[Begin DATASET EXTRACT]

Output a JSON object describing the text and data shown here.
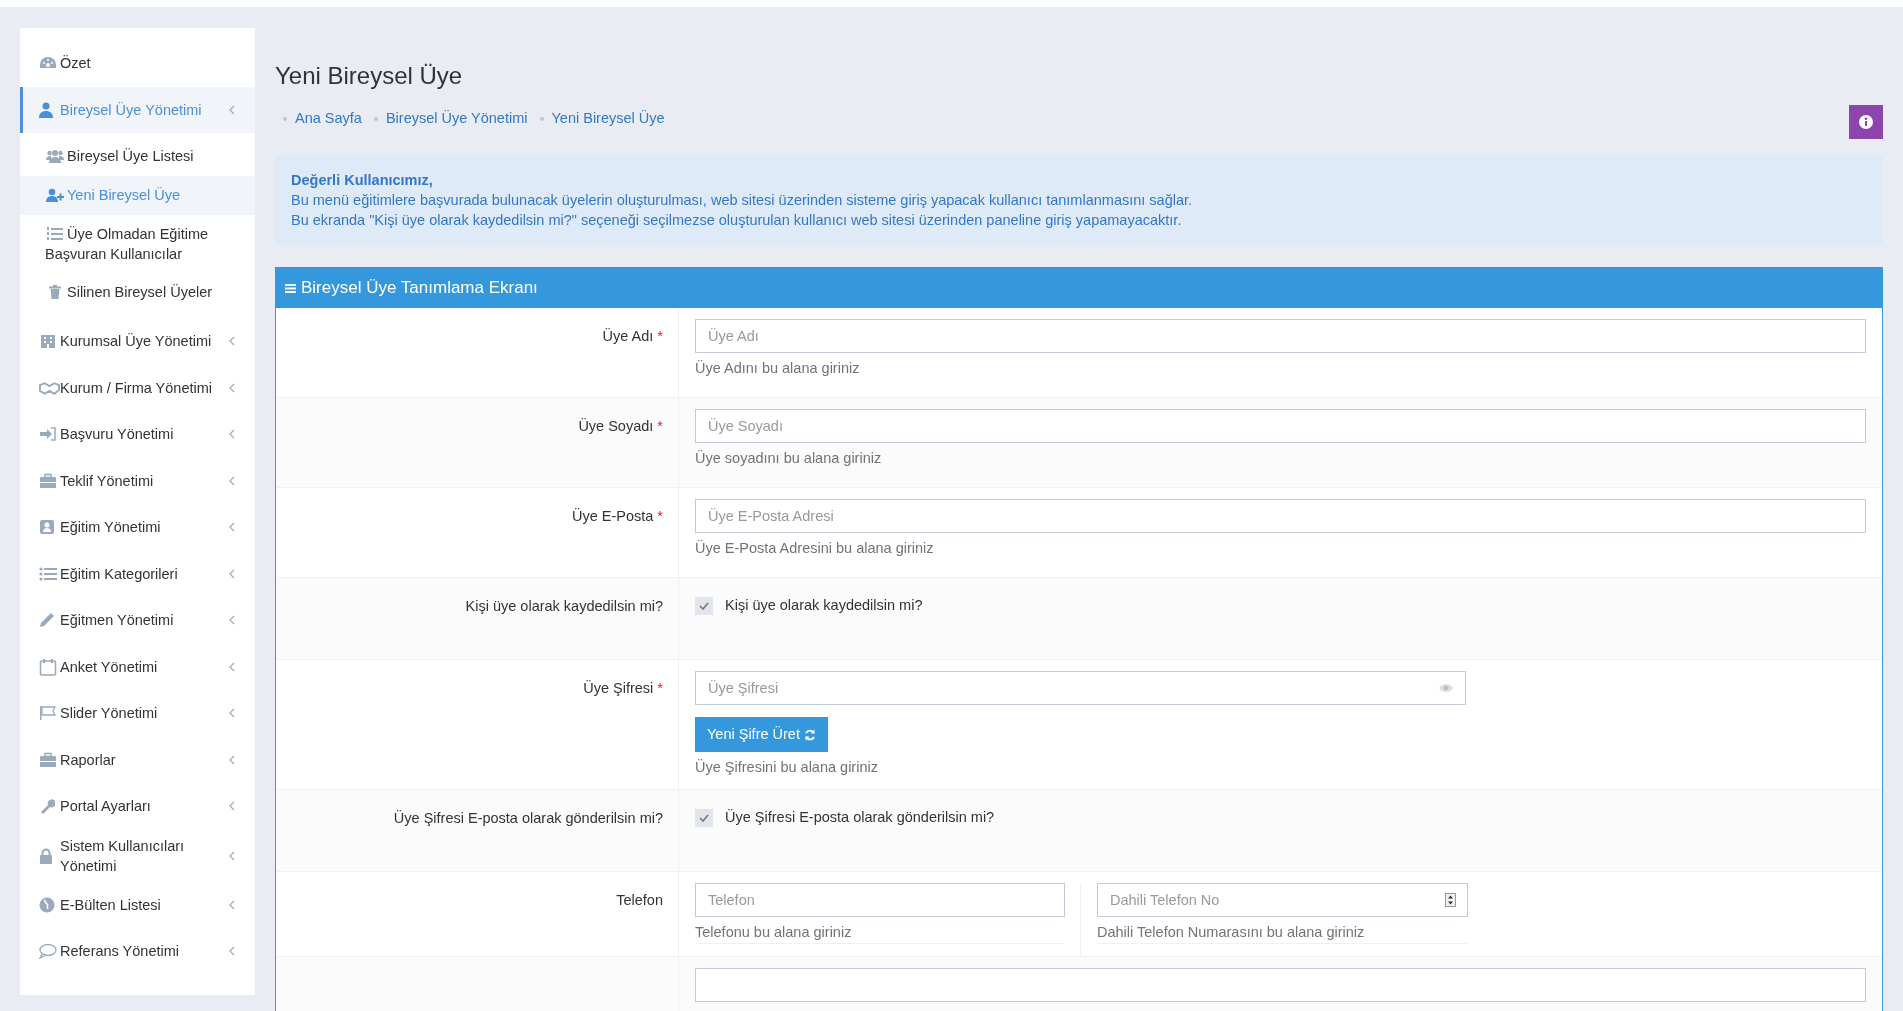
{
  "sidebar": {
    "items": [
      {
        "kind": "link",
        "label": "Özet",
        "selected": false
      },
      {
        "kind": "group",
        "label": "Bireysel Üye Yönetimi",
        "selected": true,
        "children": [
          {
            "label": "Bireysel Üye Listesi",
            "selected": false
          },
          {
            "label": "Yeni Bireysel Üye",
            "selected": true
          },
          {
            "label": "Üye Olmadan Eğitime Başvuran Kullanıcılar",
            "selected": false
          },
          {
            "label": "Silinen Bireysel Üyeler",
            "selected": false
          }
        ]
      },
      {
        "kind": "group",
        "label": "Kurumsal Üye Yönetimi",
        "selected": false
      },
      {
        "kind": "group",
        "label": "Kurum / Firma Yönetimi",
        "selected": false
      },
      {
        "kind": "group",
        "label": "Başvuru Yönetimi",
        "selected": false
      },
      {
        "kind": "group",
        "label": "Teklif Yönetimi",
        "selected": false
      },
      {
        "kind": "group",
        "label": "Eğitim Yönetimi",
        "selected": false
      },
      {
        "kind": "group",
        "label": "Eğitim Kategorileri",
        "selected": false
      },
      {
        "kind": "group",
        "label": "Eğitmen Yönetimi",
        "selected": false
      },
      {
        "kind": "group",
        "label": "Anket Yönetimi",
        "selected": false
      },
      {
        "kind": "group",
        "label": "Slider Yönetimi",
        "selected": false
      },
      {
        "kind": "group",
        "label": "Raporlar",
        "selected": false
      },
      {
        "kind": "group",
        "label": "Portal Ayarları",
        "selected": false
      },
      {
        "kind": "group",
        "label": "Sistem Kullanıcıları Yönetimi",
        "selected": false
      },
      {
        "kind": "group",
        "label": "E-Bülten Listesi",
        "selected": false
      },
      {
        "kind": "group",
        "label": "Referans Yönetimi",
        "selected": false
      }
    ]
  },
  "page_title": "Yeni Bireysel Üye",
  "breadcrumb": [
    "Ana Sayfa",
    "Bireysel Üye Yönetimi",
    "Yeni Bireysel Üye"
  ],
  "alert": {
    "title": "Değerli Kullanıcımız,",
    "lines": [
      "Bu menü eğitimlere başvurada bulunacak üyelerin oluşturulması, web sitesi üzerinden sisteme giriş yapacak kullanıcı tanımlanmasını sağlar.",
      "Bu ekranda \"Kişi üye olarak kaydedilsin mi?\" seçeneği seçilmezse oluşturulan kullanıcı web sitesi üzerinden paneline giriş yapamayacaktır."
    ]
  },
  "panel": {
    "title": "Bireysel Üye Tanımlama Ekranı",
    "rows": [
      {
        "kind": "text",
        "label": "Üye Adı",
        "required_mark": "*",
        "placeholder": "Üye Adı",
        "help": "Üye Adını bu alana giriniz"
      },
      {
        "kind": "text",
        "label": "Üye Soyadı",
        "required_mark": "*",
        "placeholder": "Üye Soyadı",
        "help": "Üye soyadını bu alana giriniz"
      },
      {
        "kind": "text",
        "label": "Üye E-Posta",
        "required_mark": "*",
        "placeholder": "Üye E-Posta Adresi",
        "help": "Üye E-Posta Adresini bu alana giriniz"
      },
      {
        "kind": "checkbox",
        "label": "Kişi üye olarak kaydedilsin mi?",
        "checked": true,
        "text": "Kişi üye olarak kaydedilsin mi?"
      },
      {
        "kind": "password",
        "label": "Üye Şifresi",
        "required_mark": "*",
        "placeholder": "Üye Şifresi",
        "button": "Yeni Şifre Üret",
        "help": "Üye Şifresini bu alana giriniz"
      },
      {
        "kind": "checkbox",
        "label": "Üye Şifresi E-posta olarak gönderilsin mi?",
        "checked": true,
        "text": "Üye Şifresi E-posta olarak gönderilsin mi?"
      },
      {
        "kind": "phone",
        "label": "Telefon",
        "placeholder": "Telefon",
        "help": "Telefonu bu alana giriniz",
        "extension_placeholder": "Dahili Telefon No",
        "extension_help": "Dahili Telefon Numarasını bu alana giriniz"
      },
      {
        "kind": "partial"
      }
    ]
  }
}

[End DATASET EXTRACT]

## PROBLEM TO SOLVE:
Repeat the data exactly, dropping every picture it holds.

## PROBLEM SOLUTION:
Output a JSON object describing the text and data shown here.
{
  "sidebar": {
    "items": [
      {
        "kind": "link",
        "label": "Özet",
        "selected": false
      },
      {
        "kind": "group",
        "label": "Bireysel Üye Yönetimi",
        "selected": true,
        "children": [
          {
            "label": "Bireysel Üye Listesi",
            "selected": false
          },
          {
            "label": "Yeni Bireysel Üye",
            "selected": true
          },
          {
            "label": "Üye Olmadan Eğitime Başvuran Kullanıcılar",
            "selected": false
          },
          {
            "label": "Silinen Bireysel Üyeler",
            "selected": false
          }
        ]
      },
      {
        "kind": "group",
        "label": "Kurumsal Üye Yönetimi",
        "selected": false
      },
      {
        "kind": "group",
        "label": "Kurum / Firma Yönetimi",
        "selected": false
      },
      {
        "kind": "group",
        "label": "Başvuru Yönetimi",
        "selected": false
      },
      {
        "kind": "group",
        "label": "Teklif Yönetimi",
        "selected": false
      },
      {
        "kind": "group",
        "label": "Eğitim Yönetimi",
        "selected": false
      },
      {
        "kind": "group",
        "label": "Eğitim Kategorileri",
        "selected": false
      },
      {
        "kind": "group",
        "label": "Eğitmen Yönetimi",
        "selected": false
      },
      {
        "kind": "group",
        "label": "Anket Yönetimi",
        "selected": false
      },
      {
        "kind": "group",
        "label": "Slider Yönetimi",
        "selected": false
      },
      {
        "kind": "group",
        "label": "Raporlar",
        "selected": false
      },
      {
        "kind": "group",
        "label": "Portal Ayarları",
        "selected": false
      },
      {
        "kind": "group",
        "label": "Sistem Kullanıcıları Yönetimi",
        "selected": false
      },
      {
        "kind": "group",
        "label": "E-Bülten Listesi",
        "selected": false
      },
      {
        "kind": "group",
        "label": "Referans Yönetimi",
        "selected": false
      }
    ]
  },
  "page_title": "Yeni Bireysel Üye",
  "breadcrumb": [
    "Ana Sayfa",
    "Bireysel Üye Yönetimi",
    "Yeni Bireysel Üye"
  ],
  "alert": {
    "title": "Değerli Kullanıcımız,",
    "lines": [
      "Bu menü eğitimlere başvurada bulunacak üyelerin oluşturulması, web sitesi üzerinden sisteme giriş yapacak kullanıcı tanımlanmasını sağlar.",
      "Bu ekranda \"Kişi üye olarak kaydedilsin mi?\" seçeneği seçilmezse oluşturulan kullanıcı web sitesi üzerinden paneline giriş yapamayacaktır."
    ]
  },
  "panel": {
    "title": "Bireysel Üye Tanımlama Ekranı",
    "rows": [
      {
        "kind": "text",
        "label": "Üye Adı",
        "required_mark": "*",
        "placeholder": "Üye Adı",
        "help": "Üye Adını bu alana giriniz"
      },
      {
        "kind": "text",
        "label": "Üye Soyadı",
        "required_mark": "*",
        "placeholder": "Üye Soyadı",
        "help": "Üye soyadını bu alana giriniz"
      },
      {
        "kind": "text",
        "label": "Üye E-Posta",
        "required_mark": "*",
        "placeholder": "Üye E-Posta Adresi",
        "help": "Üye E-Posta Adresini bu alana giriniz"
      },
      {
        "kind": "checkbox",
        "label": "Kişi üye olarak kaydedilsin mi?",
        "checked": true,
        "text": "Kişi üye olarak kaydedilsin mi?"
      },
      {
        "kind": "password",
        "label": "Üye Şifresi",
        "required_mark": "*",
        "placeholder": "Üye Şifresi",
        "button": "Yeni Şifre Üret",
        "help": "Üye Şifresini bu alana giriniz"
      },
      {
        "kind": "checkbox",
        "label": "Üye Şifresi E-posta olarak gönderilsin mi?",
        "checked": true,
        "text": "Üye Şifresi E-posta olarak gönderilsin mi?"
      },
      {
        "kind": "phone",
        "label": "Telefon",
        "placeholder": "Telefon",
        "help": "Telefonu bu alana giriniz",
        "extension_placeholder": "Dahili Telefon No",
        "extension_help": "Dahili Telefon Numarasını bu alana giriniz"
      },
      {
        "kind": "partial"
      }
    ]
  }
}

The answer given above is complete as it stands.